- WHAT THE TASK ASKS
Provide the records once more, identical to the original.
[RECORDED INFORMATION start]
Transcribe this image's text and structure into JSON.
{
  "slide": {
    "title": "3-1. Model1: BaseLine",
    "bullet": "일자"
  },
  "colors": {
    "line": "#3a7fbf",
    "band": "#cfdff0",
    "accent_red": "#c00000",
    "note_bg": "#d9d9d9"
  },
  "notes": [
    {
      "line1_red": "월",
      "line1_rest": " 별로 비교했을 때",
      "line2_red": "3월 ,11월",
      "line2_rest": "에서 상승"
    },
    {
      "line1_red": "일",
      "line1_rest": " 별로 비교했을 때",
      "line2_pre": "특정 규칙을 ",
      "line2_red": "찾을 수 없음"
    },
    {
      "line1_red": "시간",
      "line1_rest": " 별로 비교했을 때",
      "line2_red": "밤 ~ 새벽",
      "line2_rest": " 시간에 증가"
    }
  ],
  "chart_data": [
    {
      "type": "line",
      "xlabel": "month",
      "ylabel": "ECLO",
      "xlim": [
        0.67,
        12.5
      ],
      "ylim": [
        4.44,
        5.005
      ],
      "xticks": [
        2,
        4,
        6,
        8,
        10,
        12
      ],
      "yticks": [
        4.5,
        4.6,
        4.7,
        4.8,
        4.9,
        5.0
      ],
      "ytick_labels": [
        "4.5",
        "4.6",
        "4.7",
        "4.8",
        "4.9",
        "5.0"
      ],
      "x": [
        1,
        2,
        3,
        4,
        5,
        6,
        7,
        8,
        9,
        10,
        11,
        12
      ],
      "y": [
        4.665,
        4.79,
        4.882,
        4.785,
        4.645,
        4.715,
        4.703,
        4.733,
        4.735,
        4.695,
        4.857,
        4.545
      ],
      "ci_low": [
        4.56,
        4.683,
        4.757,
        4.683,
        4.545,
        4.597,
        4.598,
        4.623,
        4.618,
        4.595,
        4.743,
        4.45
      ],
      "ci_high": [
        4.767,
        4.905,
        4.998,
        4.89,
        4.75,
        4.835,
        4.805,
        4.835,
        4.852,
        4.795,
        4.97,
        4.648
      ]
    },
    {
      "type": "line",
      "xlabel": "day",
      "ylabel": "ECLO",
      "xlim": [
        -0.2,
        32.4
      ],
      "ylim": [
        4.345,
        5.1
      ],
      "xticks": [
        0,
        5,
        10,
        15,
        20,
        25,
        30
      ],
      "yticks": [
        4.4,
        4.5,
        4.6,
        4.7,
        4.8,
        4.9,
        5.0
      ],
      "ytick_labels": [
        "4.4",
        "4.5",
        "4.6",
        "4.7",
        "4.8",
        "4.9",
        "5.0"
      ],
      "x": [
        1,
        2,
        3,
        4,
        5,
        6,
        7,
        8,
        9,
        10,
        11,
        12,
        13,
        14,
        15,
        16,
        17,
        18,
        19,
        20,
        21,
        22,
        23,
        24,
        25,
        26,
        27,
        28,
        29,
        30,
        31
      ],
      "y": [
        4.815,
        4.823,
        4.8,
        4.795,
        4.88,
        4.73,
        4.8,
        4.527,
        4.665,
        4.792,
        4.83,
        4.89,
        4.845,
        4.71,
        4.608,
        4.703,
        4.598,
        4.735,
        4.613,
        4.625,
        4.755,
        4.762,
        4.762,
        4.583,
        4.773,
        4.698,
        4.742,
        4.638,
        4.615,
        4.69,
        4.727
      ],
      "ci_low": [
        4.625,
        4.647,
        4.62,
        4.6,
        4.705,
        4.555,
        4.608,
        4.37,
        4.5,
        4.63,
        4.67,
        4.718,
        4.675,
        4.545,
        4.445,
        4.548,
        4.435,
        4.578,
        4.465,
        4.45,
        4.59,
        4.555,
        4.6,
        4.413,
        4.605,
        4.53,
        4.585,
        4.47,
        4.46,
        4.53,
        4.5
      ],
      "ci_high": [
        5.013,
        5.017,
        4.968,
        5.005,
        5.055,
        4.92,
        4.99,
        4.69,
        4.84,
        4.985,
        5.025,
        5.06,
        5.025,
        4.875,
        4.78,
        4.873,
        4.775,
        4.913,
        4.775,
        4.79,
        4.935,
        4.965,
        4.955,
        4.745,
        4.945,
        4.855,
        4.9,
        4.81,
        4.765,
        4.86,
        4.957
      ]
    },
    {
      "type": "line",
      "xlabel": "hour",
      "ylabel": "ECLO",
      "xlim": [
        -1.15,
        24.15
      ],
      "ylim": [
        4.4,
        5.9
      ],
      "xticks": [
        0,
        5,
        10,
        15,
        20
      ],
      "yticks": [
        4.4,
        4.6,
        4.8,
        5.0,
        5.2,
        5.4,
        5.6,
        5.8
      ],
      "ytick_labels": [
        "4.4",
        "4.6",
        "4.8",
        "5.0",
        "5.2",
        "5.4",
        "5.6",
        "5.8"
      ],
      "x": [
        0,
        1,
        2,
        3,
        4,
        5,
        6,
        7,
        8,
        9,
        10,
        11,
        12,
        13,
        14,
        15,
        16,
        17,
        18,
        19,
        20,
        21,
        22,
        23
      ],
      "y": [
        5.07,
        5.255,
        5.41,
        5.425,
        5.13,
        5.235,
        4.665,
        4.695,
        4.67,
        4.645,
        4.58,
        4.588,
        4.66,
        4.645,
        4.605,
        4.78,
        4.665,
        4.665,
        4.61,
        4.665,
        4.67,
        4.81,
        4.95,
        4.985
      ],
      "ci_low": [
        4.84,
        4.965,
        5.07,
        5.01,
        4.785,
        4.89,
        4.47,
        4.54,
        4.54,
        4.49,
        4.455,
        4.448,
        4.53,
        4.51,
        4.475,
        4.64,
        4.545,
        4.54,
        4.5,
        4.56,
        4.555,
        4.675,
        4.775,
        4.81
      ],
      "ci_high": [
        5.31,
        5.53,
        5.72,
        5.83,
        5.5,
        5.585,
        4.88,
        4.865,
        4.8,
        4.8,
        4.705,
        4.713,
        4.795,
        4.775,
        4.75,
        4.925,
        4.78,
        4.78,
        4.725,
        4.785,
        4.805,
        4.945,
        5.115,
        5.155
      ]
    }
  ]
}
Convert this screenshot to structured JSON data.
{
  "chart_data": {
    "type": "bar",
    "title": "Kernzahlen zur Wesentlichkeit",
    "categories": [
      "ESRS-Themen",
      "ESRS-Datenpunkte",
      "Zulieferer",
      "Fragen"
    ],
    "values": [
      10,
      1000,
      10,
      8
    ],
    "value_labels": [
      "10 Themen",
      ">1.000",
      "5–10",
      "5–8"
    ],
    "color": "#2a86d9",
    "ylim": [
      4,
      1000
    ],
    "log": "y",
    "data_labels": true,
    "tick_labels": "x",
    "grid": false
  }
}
[RECORDED INFORMATION end]
- TASK OUTPUT
Transcribe this image's text and structure into JSON.
{
  "slide": {
    "title": "3-1. Model1: BaseLine",
    "bullet": "일자"
  },
  "colors": {
    "line": "#3a7fbf",
    "band": "#cfdff0",
    "accent_red": "#c00000",
    "note_bg": "#d9d9d9"
  },
  "notes": [
    {
      "line1_red": "월",
      "line1_rest": " 별로 비교했을 때",
      "line2_red": "3월 ,11월",
      "line2_rest": "에서 상승"
    },
    {
      "line1_red": "일",
      "line1_rest": " 별로 비교했을 때",
      "line2_pre": "특정 규칙을 ",
      "line2_red": "찾을 수 없음"
    },
    {
      "line1_red": "시간",
      "line1_rest": " 별로 비교했을 때",
      "line2_red": "밤 ~ 새벽",
      "line2_rest": " 시간에 증가"
    }
  ],
  "chart_data": [
    {
      "type": "line",
      "xlabel": "month",
      "ylabel": "ECLO",
      "xlim": [
        0.67,
        12.5
      ],
      "ylim": [
        4.44,
        5.005
      ],
      "xticks": [
        2,
        4,
        6,
        8,
        10,
        12
      ],
      "yticks": [
        4.5,
        4.6,
        4.7,
        4.8,
        4.9,
        5.0
      ],
      "ytick_labels": [
        "4.5",
        "4.6",
        "4.7",
        "4.8",
        "4.9",
        "5.0"
      ],
      "x": [
        1,
        2,
        3,
        4,
        5,
        6,
        7,
        8,
        9,
        10,
        11,
        12
      ],
      "y": [
        4.665,
        4.79,
        4.882,
        4.785,
        4.645,
        4.715,
        4.703,
        4.733,
        4.735,
        4.695,
        4.857,
        4.545
      ],
      "ci_low": [
        4.56,
        4.683,
        4.757,
        4.683,
        4.545,
        4.597,
        4.598,
        4.623,
        4.618,
        4.595,
        4.743,
        4.45
      ],
      "ci_high": [
        4.767,
        4.905,
        4.998,
        4.89,
        4.75,
        4.835,
        4.805,
        4.835,
        4.852,
        4.795,
        4.97,
        4.648
      ]
    },
    {
      "type": "line",
      "xlabel": "day",
      "ylabel": "ECLO",
      "xlim": [
        -0.2,
        32.4
      ],
      "ylim": [
        4.345,
        5.1
      ],
      "xticks": [
        0,
        5,
        10,
        15,
        20,
        25,
        30
      ],
      "yticks": [
        4.4,
        4.5,
        4.6,
        4.7,
        4.8,
        4.9,
        5.0
      ],
      "ytick_labels": [
        "4.4",
        "4.5",
        "4.6",
        "4.7",
        "4.8",
        "4.9",
        "5.0"
      ],
      "x": [
        1,
        2,
        3,
        4,
        5,
        6,
        7,
        8,
        9,
        10,
        11,
        12,
        13,
        14,
        15,
        16,
        17,
        18,
        19,
        20,
        21,
        22,
        23,
        24,
        25,
        26,
        27,
        28,
        29,
        30,
        31
      ],
      "y": [
        4.815,
        4.823,
        4.8,
        4.795,
        4.88,
        4.73,
        4.8,
        4.527,
        4.665,
        4.792,
        4.83,
        4.89,
        4.845,
        4.71,
        4.608,
        4.703,
        4.598,
        4.735,
        4.613,
        4.625,
        4.755,
        4.762,
        4.762,
        4.583,
        4.773,
        4.698,
        4.742,
        4.638,
        4.615,
        4.69,
        4.727
      ],
      "ci_low": [
        4.625,
        4.647,
        4.62,
        4.6,
        4.705,
        4.555,
        4.608,
        4.37,
        4.5,
        4.63,
        4.67,
        4.718,
        4.675,
        4.545,
        4.445,
        4.548,
        4.435,
        4.578,
        4.465,
        4.45,
        4.59,
        4.555,
        4.6,
        4.413,
        4.605,
        4.53,
        4.585,
        4.47,
        4.46,
        4.53,
        4.5
      ],
      "ci_high": [
        5.013,
        5.017,
        4.968,
        5.005,
        5.055,
        4.92,
        4.99,
        4.69,
        4.84,
        4.985,
        5.025,
        5.06,
        5.025,
        4.875,
        4.78,
        4.873,
        4.775,
        4.913,
        4.775,
        4.79,
        4.935,
        4.965,
        4.955,
        4.745,
        4.945,
        4.855,
        4.9,
        4.81,
        4.765,
        4.86,
        4.957
      ]
    },
    {
      "type": "line",
      "xlabel": "hour",
      "ylabel": "ECLO",
      "xlim": [
        -1.15,
        24.15
      ],
      "ylim": [
        4.4,
        5.9
      ],
      "xticks": [
        0,
        5,
        10,
        15,
        20
      ],
      "yticks": [
        4.4,
        4.6,
        4.8,
        5.0,
        5.2,
        5.4,
        5.6,
        5.8
      ],
      "ytick_labels": [
        "4.4",
        "4.6",
        "4.8",
        "5.0",
        "5.2",
        "5.4",
        "5.6",
        "5.8"
      ],
      "x": [
        0,
        1,
        2,
        3,
        4,
        5,
        6,
        7,
        8,
        9,
        10,
        11,
        12,
        13,
        14,
        15,
        16,
        17,
        18,
        19,
        20,
        21,
        22,
        23
      ],
      "y": [
        5.07,
        5.255,
        5.41,
        5.425,
        5.13,
        5.235,
        4.665,
        4.695,
        4.67,
        4.645,
        4.58,
        4.588,
        4.66,
        4.645,
        4.605,
        4.78,
        4.665,
        4.665,
        4.61,
        4.665,
        4.67,
        4.81,
        4.95,
        4.985
      ],
      "ci_low": [
        4.84,
        4.965,
        5.07,
        5.01,
        4.785,
        4.89,
        4.47,
        4.54,
        4.54,
        4.49,
        4.455,
        4.448,
        4.53,
        4.51,
        4.475,
        4.64,
        4.545,
        4.54,
        4.5,
        4.56,
        4.555,
        4.675,
        4.775,
        4.81
      ],
      "ci_high": [
        5.31,
        5.53,
        5.72,
        5.83,
        5.5,
        5.585,
        4.88,
        4.865,
        4.8,
        4.8,
        4.705,
        4.713,
        4.795,
        4.775,
        4.75,
        4.925,
        4.78,
        4.78,
        4.725,
        4.785,
        4.805,
        4.945,
        5.115,
        5.155
      ]
    }
  ]
}
Convert this screenshot to structured JSON data.
{
  "chart_data": {
    "type": "bar",
    "title": "Kernzahlen zur Wesentlichkeit",
    "categories": [
      "ESRS-Themen",
      "ESRS-Datenpunkte",
      "Zulieferer",
      "Fragen"
    ],
    "values": [
      10,
      1000,
      10,
      8
    ],
    "value_labels": [
      "10 Themen",
      ">1.000",
      "5–10",
      "5–8"
    ],
    "color": "#2a86d9",
    "ylim": [
      4,
      1000
    ],
    "log": "y",
    "data_labels": true,
    "tick_labels": "x",
    "grid": false
  }
}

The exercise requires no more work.